Stated problem - Transcribe each of the records below exactly, excluding all pictures.

--- Start Entries supplied ---

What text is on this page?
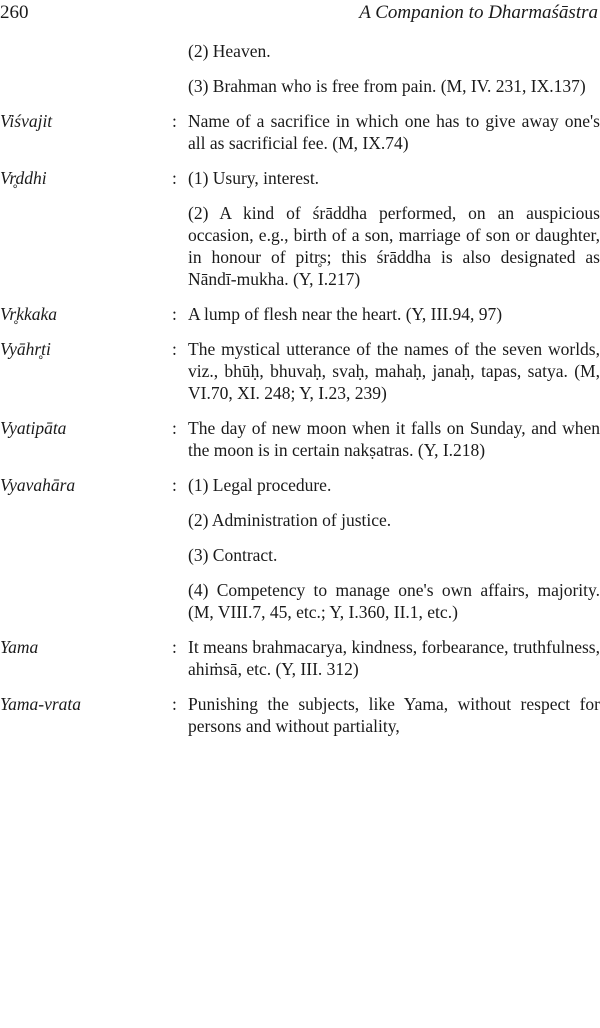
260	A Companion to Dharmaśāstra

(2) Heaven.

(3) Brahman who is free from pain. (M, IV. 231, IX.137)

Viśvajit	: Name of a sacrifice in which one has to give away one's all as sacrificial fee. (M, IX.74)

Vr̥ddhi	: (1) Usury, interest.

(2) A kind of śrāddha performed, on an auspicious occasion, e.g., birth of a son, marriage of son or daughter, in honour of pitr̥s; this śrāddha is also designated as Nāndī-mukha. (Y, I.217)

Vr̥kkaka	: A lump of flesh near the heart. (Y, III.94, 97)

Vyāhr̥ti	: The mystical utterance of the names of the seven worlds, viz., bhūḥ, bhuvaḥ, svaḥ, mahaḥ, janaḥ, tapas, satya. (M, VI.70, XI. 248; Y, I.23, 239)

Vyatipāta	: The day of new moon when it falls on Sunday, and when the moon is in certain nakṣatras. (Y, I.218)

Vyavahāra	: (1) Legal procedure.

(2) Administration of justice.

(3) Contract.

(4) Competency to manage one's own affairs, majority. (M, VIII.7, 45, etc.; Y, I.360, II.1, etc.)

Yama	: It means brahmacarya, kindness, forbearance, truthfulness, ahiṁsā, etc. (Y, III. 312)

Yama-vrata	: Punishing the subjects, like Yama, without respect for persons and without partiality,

--- End Entries supplied ---

Output -
What text is on this page?
260	A Companion to Dharmaśāstra

(2) Heaven.

(3) Brahman who is free from pain. (M, IV. 231, IX.137)

Viśvajit	: Name of a sacrifice in which one has to give away one's all as sacrificial fee. (M, IX.74)

Vr̥ddhi	: (1) Usury, interest.

(2) A kind of śrāddha performed, on an auspicious occasion, e.g., birth of a son, marriage of son or daughter, in honour of pitr̥s; this śrāddha is also designated as Nāndī-mukha. (Y, I.217)

Vr̥kkaka	: A lump of flesh near the heart. (Y, III.94, 97)

Vyāhr̥ti	: The mystical utterance of the names of the seven worlds, viz., bhūḥ, bhuvaḥ, svaḥ, mahaḥ, janaḥ, tapas, satya. (M, VI.70, XI. 248; Y, I.23, 239)

Vyatipāta	: The day of new moon when it falls on Sunday, and when the moon is in certain nakṣatras. (Y, I.218)

Vyavahāra	: (1) Legal procedure.

(2) Administration of justice.

(3) Contract.

(4) Competency to manage one's own affairs, majority. (M, VIII.7, 45, etc.; Y, I.360, II.1, etc.)

Yama	: It means brahmacarya, kindness, forbearance, truthfulness, ahiṁsā, etc. (Y, III. 312)

Yama-vrata	: Punishing the subjects, like Yama, without respect for persons and without partiality,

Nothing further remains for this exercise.